Some records:
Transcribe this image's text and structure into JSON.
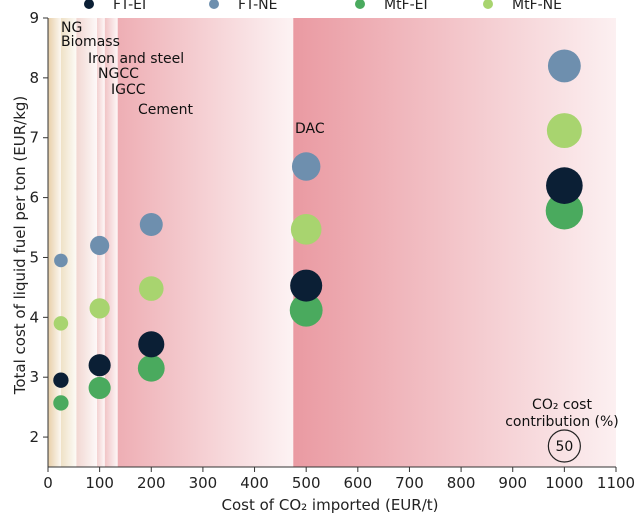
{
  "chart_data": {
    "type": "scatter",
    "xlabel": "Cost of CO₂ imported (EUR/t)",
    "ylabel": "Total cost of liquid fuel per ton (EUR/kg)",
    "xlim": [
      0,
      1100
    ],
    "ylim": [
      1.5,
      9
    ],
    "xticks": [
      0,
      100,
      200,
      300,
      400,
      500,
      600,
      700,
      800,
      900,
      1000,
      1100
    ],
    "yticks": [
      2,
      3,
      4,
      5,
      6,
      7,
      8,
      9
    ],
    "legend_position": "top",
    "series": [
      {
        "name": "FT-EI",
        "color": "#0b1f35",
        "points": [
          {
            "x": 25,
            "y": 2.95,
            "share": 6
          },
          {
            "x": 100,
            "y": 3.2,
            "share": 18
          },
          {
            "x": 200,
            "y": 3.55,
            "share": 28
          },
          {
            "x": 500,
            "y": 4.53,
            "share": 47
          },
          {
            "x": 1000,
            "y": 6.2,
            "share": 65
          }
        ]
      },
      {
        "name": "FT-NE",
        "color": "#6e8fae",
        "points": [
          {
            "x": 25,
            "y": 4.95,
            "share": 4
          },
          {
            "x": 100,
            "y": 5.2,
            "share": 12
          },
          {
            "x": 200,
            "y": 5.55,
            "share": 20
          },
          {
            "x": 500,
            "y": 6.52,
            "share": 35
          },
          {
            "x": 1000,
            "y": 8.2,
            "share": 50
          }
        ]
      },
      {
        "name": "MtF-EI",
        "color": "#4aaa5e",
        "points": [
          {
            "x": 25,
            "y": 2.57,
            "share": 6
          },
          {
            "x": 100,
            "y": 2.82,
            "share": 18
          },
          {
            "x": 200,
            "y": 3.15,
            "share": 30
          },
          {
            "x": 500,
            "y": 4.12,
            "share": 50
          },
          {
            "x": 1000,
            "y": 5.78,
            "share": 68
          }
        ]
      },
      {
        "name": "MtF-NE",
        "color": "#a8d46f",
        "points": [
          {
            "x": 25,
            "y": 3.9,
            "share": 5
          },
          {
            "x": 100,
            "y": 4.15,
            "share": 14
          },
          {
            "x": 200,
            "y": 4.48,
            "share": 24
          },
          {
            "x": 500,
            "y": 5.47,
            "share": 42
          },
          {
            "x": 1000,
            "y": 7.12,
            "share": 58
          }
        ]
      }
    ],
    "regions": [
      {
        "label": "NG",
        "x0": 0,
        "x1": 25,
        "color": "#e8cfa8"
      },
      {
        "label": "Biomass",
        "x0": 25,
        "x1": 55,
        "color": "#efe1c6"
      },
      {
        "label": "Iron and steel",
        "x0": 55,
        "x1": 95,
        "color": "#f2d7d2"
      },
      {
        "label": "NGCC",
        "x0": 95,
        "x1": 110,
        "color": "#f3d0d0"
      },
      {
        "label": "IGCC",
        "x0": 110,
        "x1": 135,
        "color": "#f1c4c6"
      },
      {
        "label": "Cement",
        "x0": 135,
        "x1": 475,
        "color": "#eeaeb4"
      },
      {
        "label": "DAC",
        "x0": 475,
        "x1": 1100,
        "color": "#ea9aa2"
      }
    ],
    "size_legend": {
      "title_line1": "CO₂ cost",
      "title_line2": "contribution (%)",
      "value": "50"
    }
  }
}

...

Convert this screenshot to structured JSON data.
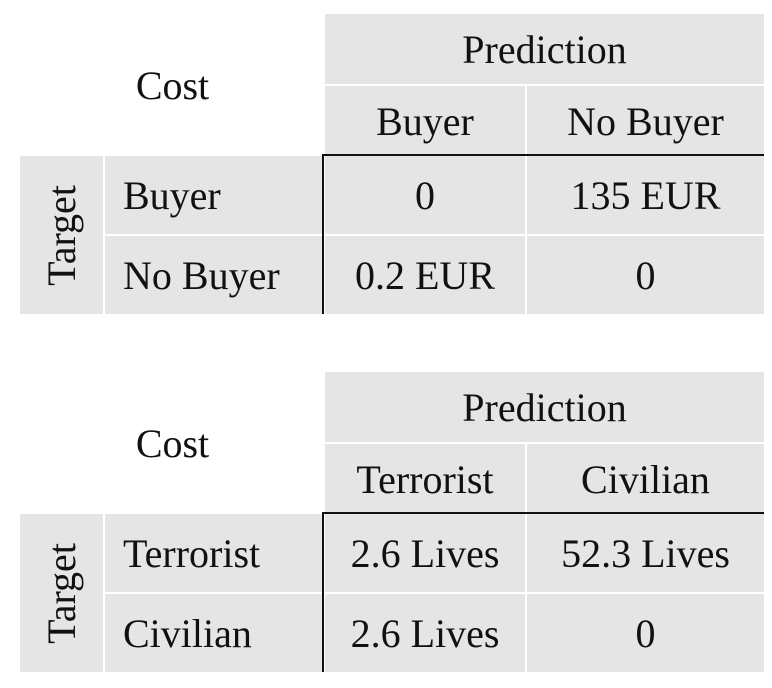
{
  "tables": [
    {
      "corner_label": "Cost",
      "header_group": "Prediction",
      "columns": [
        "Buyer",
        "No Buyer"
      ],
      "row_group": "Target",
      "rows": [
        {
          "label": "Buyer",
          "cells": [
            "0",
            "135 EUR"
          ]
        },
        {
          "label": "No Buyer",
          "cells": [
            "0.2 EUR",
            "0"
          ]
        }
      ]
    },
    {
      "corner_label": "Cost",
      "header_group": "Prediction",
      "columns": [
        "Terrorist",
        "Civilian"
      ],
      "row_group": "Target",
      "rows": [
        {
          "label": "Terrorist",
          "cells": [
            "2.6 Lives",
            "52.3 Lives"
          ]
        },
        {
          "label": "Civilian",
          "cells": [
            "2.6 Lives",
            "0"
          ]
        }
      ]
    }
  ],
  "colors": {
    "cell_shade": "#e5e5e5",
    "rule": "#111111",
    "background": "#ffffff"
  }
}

* * *

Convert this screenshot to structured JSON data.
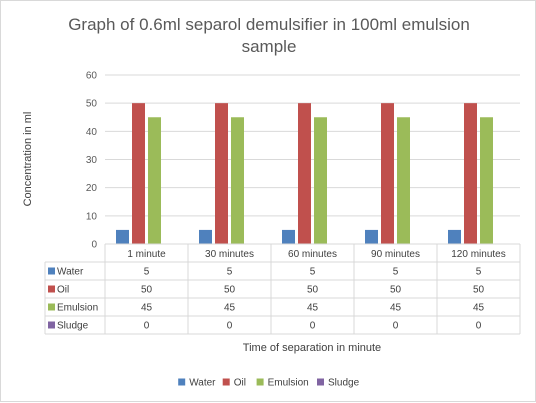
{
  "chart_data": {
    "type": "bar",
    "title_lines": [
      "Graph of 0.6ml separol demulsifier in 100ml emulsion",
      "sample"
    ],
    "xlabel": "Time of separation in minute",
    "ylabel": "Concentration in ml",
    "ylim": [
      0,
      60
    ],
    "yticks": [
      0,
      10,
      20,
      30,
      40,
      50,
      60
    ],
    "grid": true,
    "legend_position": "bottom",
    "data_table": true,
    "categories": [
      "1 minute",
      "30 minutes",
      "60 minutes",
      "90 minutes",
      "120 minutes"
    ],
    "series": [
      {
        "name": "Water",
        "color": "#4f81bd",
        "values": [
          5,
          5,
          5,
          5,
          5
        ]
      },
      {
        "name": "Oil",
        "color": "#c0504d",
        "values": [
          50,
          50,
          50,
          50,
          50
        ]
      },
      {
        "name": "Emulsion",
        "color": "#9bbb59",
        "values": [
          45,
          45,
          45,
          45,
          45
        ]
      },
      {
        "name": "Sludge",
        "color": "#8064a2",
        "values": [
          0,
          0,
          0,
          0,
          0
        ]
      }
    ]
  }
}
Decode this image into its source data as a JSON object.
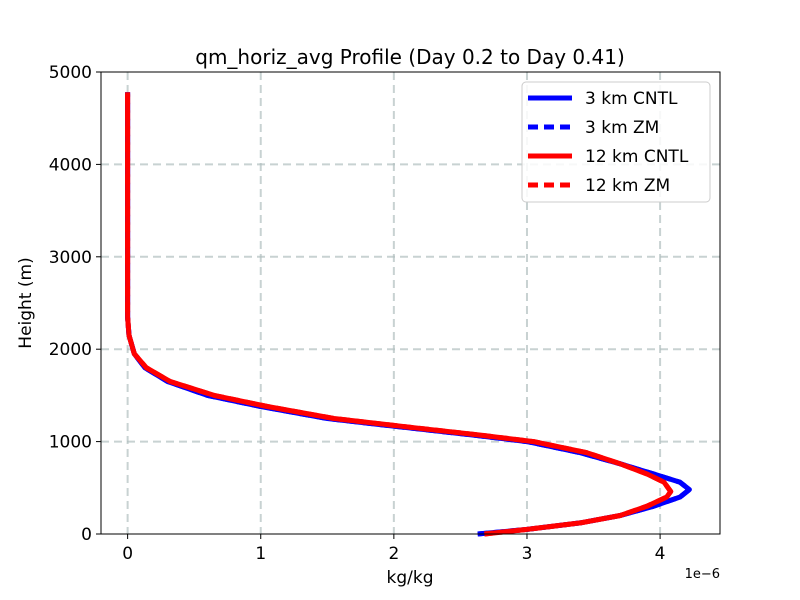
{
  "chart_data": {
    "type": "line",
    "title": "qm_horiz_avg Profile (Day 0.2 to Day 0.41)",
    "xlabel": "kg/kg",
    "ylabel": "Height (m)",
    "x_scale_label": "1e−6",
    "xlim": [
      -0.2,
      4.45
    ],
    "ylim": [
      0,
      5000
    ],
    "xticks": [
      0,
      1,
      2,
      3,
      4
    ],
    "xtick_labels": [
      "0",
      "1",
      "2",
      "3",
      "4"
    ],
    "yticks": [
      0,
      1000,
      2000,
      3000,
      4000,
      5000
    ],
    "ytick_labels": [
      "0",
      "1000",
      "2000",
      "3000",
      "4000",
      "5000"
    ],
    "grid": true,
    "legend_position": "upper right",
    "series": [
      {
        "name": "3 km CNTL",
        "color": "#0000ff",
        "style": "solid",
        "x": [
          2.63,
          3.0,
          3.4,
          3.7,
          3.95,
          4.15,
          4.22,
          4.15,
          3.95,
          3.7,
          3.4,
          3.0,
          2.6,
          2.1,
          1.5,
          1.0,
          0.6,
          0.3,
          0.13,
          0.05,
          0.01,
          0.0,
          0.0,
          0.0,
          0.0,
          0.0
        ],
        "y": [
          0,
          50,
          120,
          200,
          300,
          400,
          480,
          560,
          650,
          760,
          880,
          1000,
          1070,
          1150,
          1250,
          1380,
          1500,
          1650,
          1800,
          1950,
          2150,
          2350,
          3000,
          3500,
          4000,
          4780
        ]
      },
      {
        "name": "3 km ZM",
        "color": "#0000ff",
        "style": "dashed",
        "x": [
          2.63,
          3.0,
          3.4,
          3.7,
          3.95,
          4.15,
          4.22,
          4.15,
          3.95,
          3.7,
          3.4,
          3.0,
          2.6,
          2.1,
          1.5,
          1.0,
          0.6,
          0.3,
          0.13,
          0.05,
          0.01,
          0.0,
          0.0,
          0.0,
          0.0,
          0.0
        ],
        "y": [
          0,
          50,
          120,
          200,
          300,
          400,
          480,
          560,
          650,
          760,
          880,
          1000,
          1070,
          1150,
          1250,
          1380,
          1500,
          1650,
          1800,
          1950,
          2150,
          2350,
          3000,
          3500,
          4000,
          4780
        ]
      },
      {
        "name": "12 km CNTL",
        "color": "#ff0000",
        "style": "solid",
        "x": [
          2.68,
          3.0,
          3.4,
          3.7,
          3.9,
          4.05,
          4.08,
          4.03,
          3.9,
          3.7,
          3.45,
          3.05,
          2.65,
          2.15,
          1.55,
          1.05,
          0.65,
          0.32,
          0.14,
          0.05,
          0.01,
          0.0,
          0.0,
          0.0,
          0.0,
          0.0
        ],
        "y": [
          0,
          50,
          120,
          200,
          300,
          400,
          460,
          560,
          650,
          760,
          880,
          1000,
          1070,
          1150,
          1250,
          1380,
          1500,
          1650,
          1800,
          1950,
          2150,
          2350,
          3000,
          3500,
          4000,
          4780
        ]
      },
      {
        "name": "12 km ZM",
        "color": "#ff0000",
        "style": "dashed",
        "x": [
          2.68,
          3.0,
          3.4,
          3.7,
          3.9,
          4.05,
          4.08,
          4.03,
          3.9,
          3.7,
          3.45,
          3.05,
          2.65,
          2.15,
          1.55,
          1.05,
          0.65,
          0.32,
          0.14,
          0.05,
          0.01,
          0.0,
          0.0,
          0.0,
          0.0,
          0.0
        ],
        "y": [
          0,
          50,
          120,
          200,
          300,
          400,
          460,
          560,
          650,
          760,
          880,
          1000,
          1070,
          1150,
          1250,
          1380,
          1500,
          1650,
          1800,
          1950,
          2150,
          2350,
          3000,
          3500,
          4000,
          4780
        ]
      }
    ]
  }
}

The task: Count every line in the data where the string "this" occurs. Give nothing except the number.

Expected answer: 4